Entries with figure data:
^^^^
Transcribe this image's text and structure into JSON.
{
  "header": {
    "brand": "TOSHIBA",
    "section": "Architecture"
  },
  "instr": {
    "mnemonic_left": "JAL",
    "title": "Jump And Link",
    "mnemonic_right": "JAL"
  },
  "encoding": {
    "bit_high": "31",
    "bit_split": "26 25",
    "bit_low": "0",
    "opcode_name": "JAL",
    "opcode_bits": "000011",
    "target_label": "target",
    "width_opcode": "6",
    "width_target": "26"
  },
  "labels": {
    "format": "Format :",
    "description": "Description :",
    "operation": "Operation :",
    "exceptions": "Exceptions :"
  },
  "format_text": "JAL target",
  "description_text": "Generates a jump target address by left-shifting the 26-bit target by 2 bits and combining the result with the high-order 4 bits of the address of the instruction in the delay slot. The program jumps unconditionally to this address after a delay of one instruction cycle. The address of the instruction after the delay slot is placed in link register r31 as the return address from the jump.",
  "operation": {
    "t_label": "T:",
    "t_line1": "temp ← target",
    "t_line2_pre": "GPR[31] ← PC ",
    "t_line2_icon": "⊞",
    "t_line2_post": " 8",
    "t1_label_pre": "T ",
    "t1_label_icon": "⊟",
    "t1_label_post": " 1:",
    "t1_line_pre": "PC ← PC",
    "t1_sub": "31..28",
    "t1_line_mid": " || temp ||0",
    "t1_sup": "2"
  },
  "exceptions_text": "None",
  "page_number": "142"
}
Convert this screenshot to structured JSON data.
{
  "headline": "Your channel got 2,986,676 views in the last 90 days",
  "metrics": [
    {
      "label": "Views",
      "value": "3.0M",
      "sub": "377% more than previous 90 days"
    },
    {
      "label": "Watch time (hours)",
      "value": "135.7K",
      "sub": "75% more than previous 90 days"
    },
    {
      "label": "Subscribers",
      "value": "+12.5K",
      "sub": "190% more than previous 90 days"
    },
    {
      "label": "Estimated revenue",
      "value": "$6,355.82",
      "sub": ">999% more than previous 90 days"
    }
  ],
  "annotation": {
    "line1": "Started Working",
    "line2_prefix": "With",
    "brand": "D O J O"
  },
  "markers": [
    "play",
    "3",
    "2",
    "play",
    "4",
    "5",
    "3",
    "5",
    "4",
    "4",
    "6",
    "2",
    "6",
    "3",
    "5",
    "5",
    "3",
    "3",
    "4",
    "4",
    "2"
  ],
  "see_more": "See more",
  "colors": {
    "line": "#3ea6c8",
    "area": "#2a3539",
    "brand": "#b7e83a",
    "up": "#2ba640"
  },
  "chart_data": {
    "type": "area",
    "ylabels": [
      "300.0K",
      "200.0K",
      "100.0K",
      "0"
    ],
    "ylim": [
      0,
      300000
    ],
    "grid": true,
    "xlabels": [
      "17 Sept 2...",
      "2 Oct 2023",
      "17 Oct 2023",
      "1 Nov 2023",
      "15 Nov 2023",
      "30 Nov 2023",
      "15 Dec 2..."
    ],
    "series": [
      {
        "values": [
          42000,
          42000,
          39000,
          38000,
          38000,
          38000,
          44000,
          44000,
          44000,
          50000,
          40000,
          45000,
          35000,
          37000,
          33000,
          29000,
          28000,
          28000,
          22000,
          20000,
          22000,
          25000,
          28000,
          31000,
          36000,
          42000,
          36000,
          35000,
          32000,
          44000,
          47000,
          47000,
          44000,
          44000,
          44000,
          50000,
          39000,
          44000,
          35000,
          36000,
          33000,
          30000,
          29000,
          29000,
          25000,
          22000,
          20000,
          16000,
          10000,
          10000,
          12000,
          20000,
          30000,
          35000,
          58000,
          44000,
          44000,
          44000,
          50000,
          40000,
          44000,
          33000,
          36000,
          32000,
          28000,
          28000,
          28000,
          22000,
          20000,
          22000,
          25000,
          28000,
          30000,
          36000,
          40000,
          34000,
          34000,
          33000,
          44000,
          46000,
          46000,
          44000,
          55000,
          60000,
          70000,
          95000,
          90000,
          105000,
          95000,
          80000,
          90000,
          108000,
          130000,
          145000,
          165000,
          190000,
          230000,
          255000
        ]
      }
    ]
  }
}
^^^^
Task prompt: Pick out the lines above containing the word "this", then copy them.

Output below:
Transcribe this image's text and structure into JSON.
  "description_text": "Generates a jump target address by left-shifting the 26-bit target by 2 bits and combining the result with the high-order 4 bits of the address of the instruction in the delay slot. The program jumps unconditionally to this address after a delay of one instruction cycle. The address of the instruction after the delay slot is placed in link register r31 as the return address from the jump.",
Convert this screenshot to structured JSON data.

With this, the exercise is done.